=== Dataset listings of figures ===
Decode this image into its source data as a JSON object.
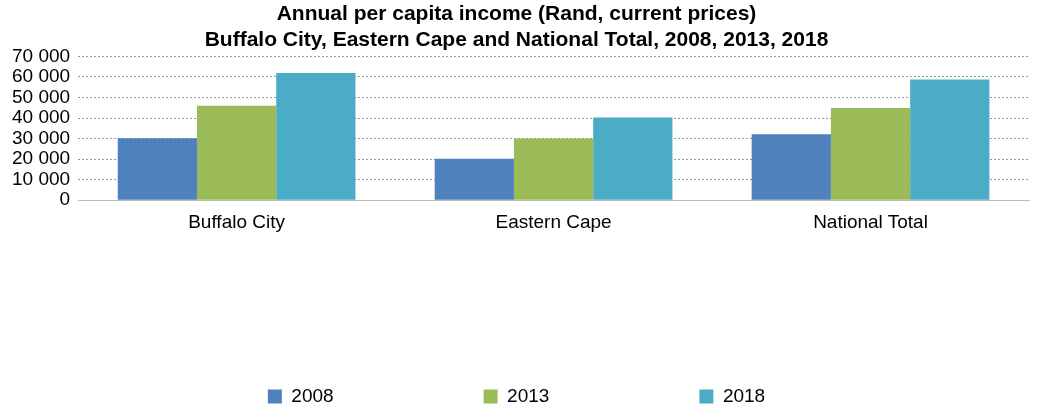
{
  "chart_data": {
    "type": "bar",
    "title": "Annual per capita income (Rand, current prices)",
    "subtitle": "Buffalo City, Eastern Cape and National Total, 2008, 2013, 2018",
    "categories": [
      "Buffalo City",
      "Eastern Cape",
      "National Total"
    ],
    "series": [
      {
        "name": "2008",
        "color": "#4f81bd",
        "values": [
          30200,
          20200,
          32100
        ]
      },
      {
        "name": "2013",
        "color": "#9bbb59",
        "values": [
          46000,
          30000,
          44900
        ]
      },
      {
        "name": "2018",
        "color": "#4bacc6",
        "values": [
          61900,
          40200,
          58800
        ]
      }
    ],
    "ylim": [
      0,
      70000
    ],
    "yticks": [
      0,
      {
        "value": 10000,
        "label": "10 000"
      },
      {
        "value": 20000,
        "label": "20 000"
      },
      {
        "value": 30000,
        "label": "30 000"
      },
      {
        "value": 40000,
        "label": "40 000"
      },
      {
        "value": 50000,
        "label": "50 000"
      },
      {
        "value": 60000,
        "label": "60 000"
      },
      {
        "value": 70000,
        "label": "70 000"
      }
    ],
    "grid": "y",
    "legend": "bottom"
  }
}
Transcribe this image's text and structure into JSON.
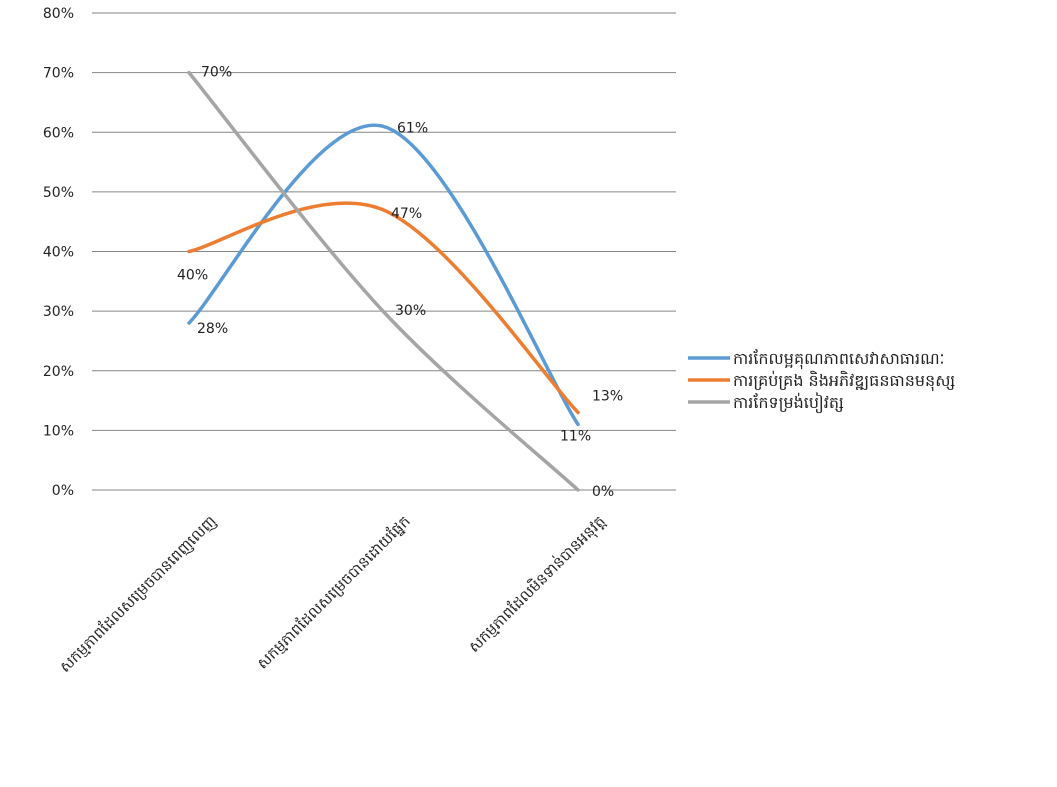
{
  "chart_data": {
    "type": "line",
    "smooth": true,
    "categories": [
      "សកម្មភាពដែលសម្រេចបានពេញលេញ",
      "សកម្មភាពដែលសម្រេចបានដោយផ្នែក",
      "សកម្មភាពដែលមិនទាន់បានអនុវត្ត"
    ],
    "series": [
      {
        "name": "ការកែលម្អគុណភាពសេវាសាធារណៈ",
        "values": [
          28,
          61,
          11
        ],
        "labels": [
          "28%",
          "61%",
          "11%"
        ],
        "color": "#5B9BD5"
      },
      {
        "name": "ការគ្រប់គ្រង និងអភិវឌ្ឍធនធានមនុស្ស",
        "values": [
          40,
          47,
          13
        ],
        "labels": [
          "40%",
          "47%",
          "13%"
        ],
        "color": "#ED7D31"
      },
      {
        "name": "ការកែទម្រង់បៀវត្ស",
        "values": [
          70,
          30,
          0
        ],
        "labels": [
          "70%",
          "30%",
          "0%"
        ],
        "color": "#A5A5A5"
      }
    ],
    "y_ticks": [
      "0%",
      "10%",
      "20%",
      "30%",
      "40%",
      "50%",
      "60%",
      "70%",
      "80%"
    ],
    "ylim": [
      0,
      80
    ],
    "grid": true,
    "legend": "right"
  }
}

=== To do ===
Write out all the entries word for word, but skip any images.

=== Output for this task ===
Decode this image into its source data as a JSON object.
{
  "chart_data": {
    "type": "bar",
    "title": "Annual per capita income (Rand, current prices)",
    "subtitle": "Buffalo City, Eastern Cape and National Total, 2008, 2013, 2018",
    "categories": [
      "Buffalo City",
      "Eastern Cape",
      "National Total"
    ],
    "series": [
      {
        "name": "2008",
        "color": "#4f81bd",
        "values": [
          30200,
          20200,
          32100
        ]
      },
      {
        "name": "2013",
        "color": "#9bbb59",
        "values": [
          46000,
          30000,
          44900
        ]
      },
      {
        "name": "2018",
        "color": "#4bacc6",
        "values": [
          61900,
          40200,
          58800
        ]
      }
    ],
    "ylim": [
      0,
      70000
    ],
    "yticks": [
      0,
      {
        "value": 10000,
        "label": "10 000"
      },
      {
        "value": 20000,
        "label": "20 000"
      },
      {
        "value": 30000,
        "label": "30 000"
      },
      {
        "value": 40000,
        "label": "40 000"
      },
      {
        "value": 50000,
        "label": "50 000"
      },
      {
        "value": 60000,
        "label": "60 000"
      },
      {
        "value": 70000,
        "label": "70 000"
      }
    ],
    "grid": "y",
    "legend": "bottom"
  }
}
Transcribe this image's text and structure into JSON.
{
  "chart_data": {
    "type": "line",
    "smooth": true,
    "categories": [
      "សកម្មភាពដែលសម្រេចបានពេញលេញ",
      "សកម្មភាពដែលសម្រេចបានដោយផ្នែក",
      "សកម្មភាពដែលមិនទាន់បានអនុវត្ត"
    ],
    "series": [
      {
        "name": "ការកែលម្អគុណភាពសេវាសាធារណៈ",
        "values": [
          28,
          61,
          11
        ],
        "labels": [
          "28%",
          "61%",
          "11%"
        ],
        "color": "#5B9BD5"
      },
      {
        "name": "ការគ្រប់គ្រង និងអភិវឌ្ឍធនធានមនុស្ស",
        "values": [
          40,
          47,
          13
        ],
        "labels": [
          "40%",
          "47%",
          "13%"
        ],
        "color": "#ED7D31"
      },
      {
        "name": "ការកែទម្រង់បៀវត្ស",
        "values": [
          70,
          30,
          0
        ],
        "labels": [
          "70%",
          "30%",
          "0%"
        ],
        "color": "#A5A5A5"
      }
    ],
    "y_ticks": [
      "0%",
      "10%",
      "20%",
      "30%",
      "40%",
      "50%",
      "60%",
      "70%",
      "80%"
    ],
    "ylim": [
      0,
      80
    ],
    "grid": true,
    "legend": "right"
  }
}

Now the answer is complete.